### EXERCISE
Find every line with the word "kaupungin". Copy those lines.

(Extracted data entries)
▬▬▬
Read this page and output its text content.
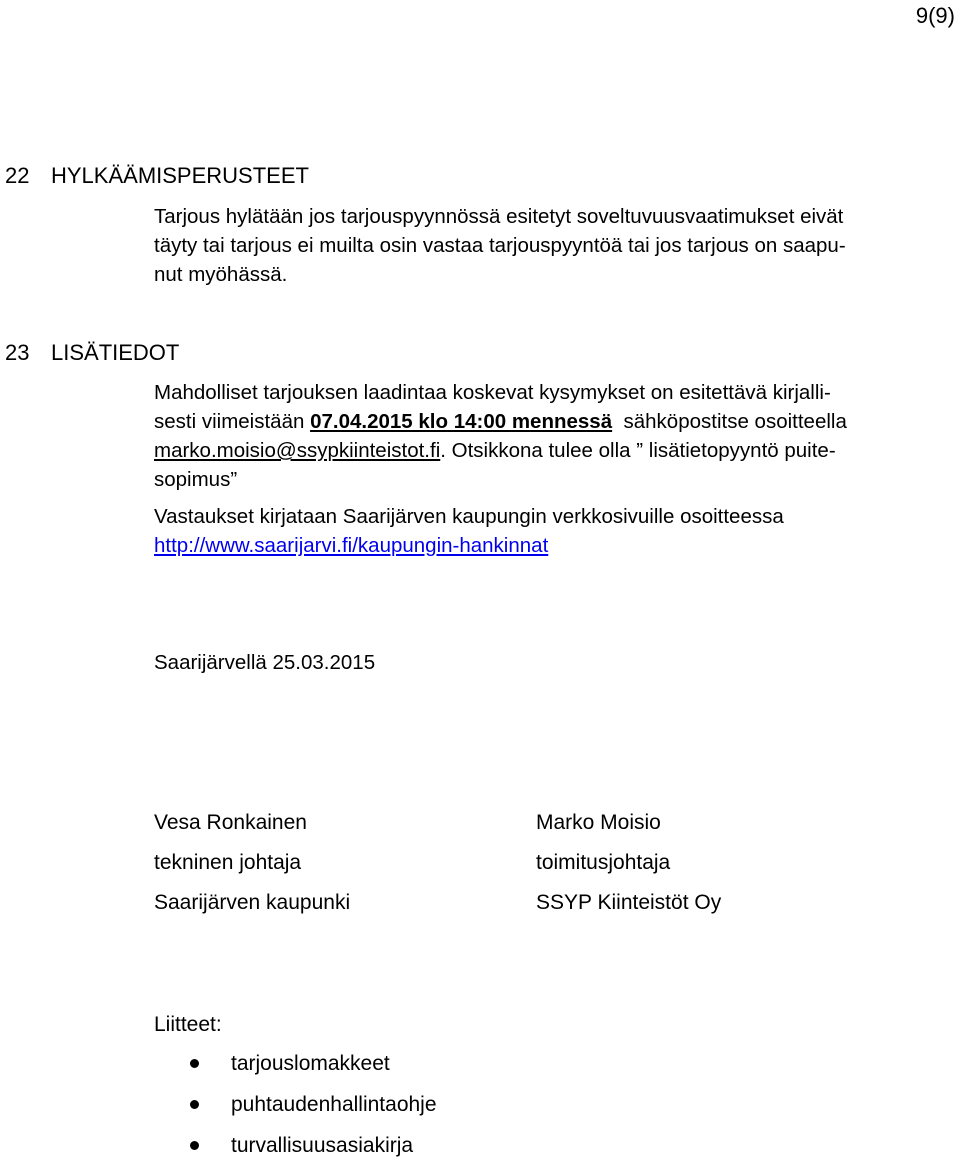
9(9)
22 HYLKÄÄMISPERUSTEET
Tarjous hylätään jos tarjouspyynnössä esitetyt soveltuvuusvaatimukset eivät
täyty tai tarjous ei muilta osin vastaa tarjouspyyntöä tai jos tarjous on saapu-
nut myöhässä.
23 LISÄTIEDOT
Mahdolliset tarjouksen laadintaa koskevat kysymykset on esitettävä kirjalli-
sesti viimeistään 07.04.2015 klo 14:00 mennessä  sähköpostitse osoitteella
marko.moisio@ssypkiinteistot.fi. Otsikkona tulee olla ” lisätietopyyntö puite-
sopimus”
Vastaukset kirjataan Saarijärven kaupungin verkkosivuille osoitteessa
http://www.saarijarvi.fi/kaupungin-hankinnat
Saarijärvellä 25.03.2015
Vesa Ronkainen
tekninen johtaja
Saarijärven kaupunki
Marko Moisio
toimitusjohtaja
SSYP Kiinteistöt Oy
Liitteet:
tarjouslomakkeet
puhtaudenhallintaohje
turvallisuusasiakirja
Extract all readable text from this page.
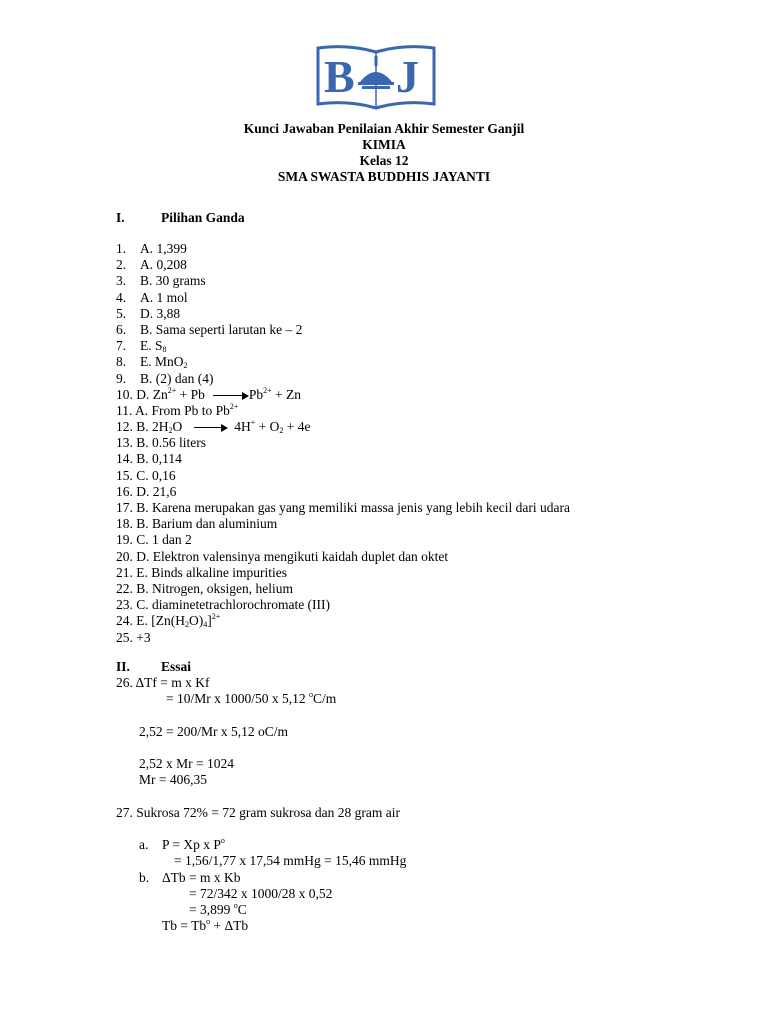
B J
Kunci Jawaban Penilaian Akhir Semester Ganjil
KIMIA
Kelas 12
SMA SWASTA BUDDHIS JAYANTI
I.	Pilihan Ganda
1. A. 1,399
2. A. 0,208
3. B. 30 grams
4. A. 1 mol
5. D. 3,88
6. B. Sama seperti larutan ke – 2
7. E. $S_8$
8. E. MnO$_2$
9. B. (2) dan (4)
10. D. $Zn^{2+} + Pb$	$Pb^{2+} + Zn$
11. A. From Pb to $Pb^{2+}$
12. B. $2H_2O$	$4H^+ + O_2 + 4e$
13. B. 0.56 liters
14. B. 0,114
15. C. 0,16
16. D. 21,6
17. B. Karena merupakan gas yang memiliki massa jenis yang lebih kecil dari udara
18. B. Barium dan aluminium
19. C. 1 dan 2
20. D. Elektron valensinya mengikuti kaidah duplet dan oktet
21. E. Binds alkaline impurities
22. B. Nitrogen, oksigen, helium
23. C. diaminetetrachlorochromate (III)
24. E. $[Zn(H_2O)_4]^{2+}$
25. +3
II. Essai
26. ΔTf = m x Kf
= 10/Mr x 1000/50 x 5,12 $^o$C/m
2,52 = 200/Mr x 5,12 oC/m
2,52 x Mr = 1024
Mr = 406,35
27. Sukrosa 72% = 72 gram sukrosa dan 28 gram air
a. P = Xp x $P^o$
= 1,56/1,77 x 17,54 mmHg = 15,46 mmHg
b. ΔTb = m x Kb
= 72/342 x 1000/28 x 0,52
= 3,899 $^o$C
$Tb = Tb^o + \Delta Tb$
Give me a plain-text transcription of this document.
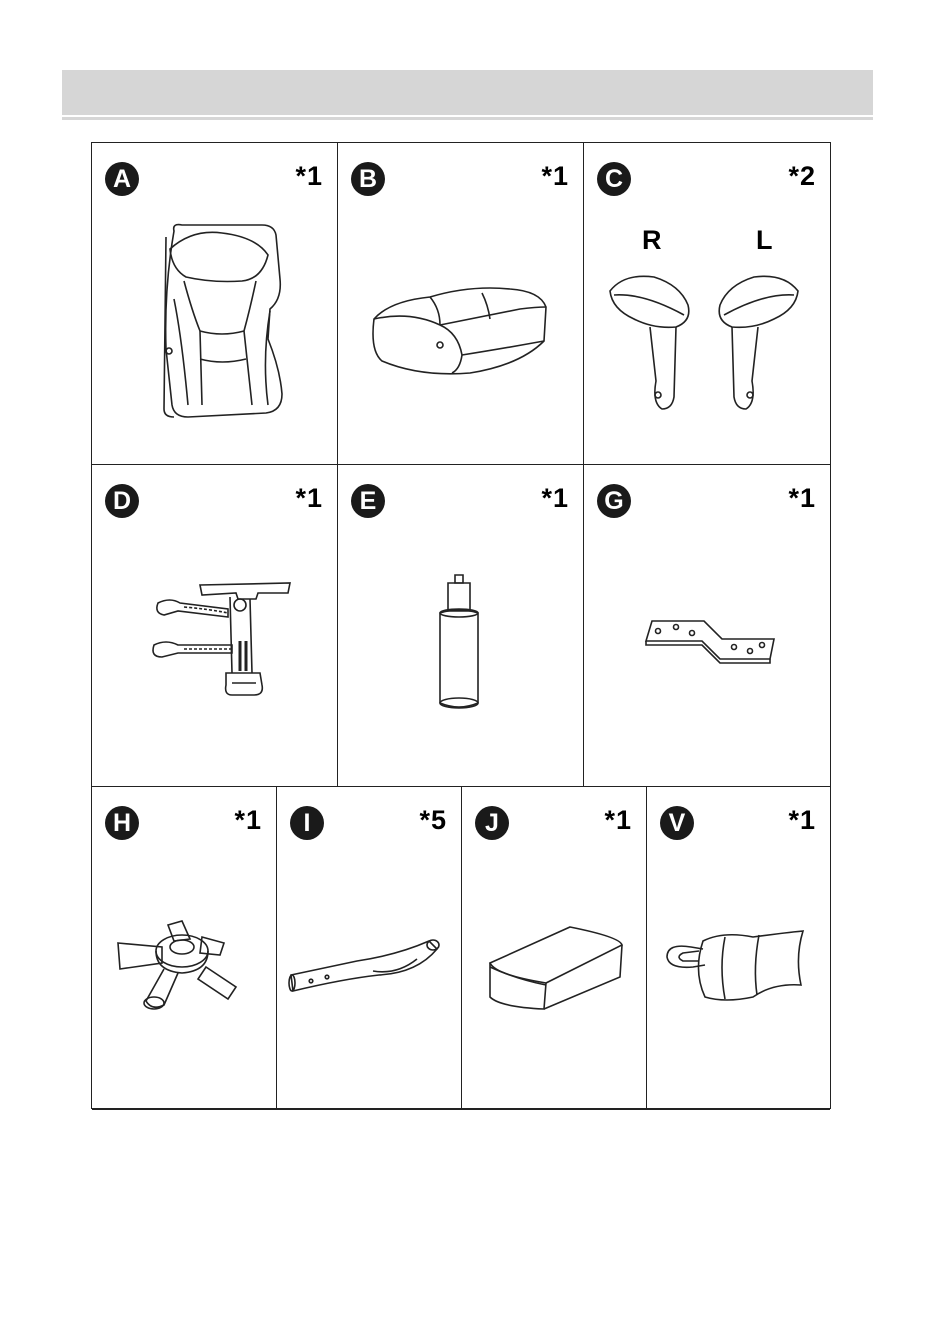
A	*1	B	*1	C	*2
R	L
D	*1	E	*1 G	*1
H	*1	I	*5	J	*1	V	*1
▬▬▬
### EXERCISE RESPONSE
Vastaukset kirjataan Saarijärven kaupungin verkkosivuille osoitteessa
http://www.saarijarvi.fi/kaupungin-hankinnat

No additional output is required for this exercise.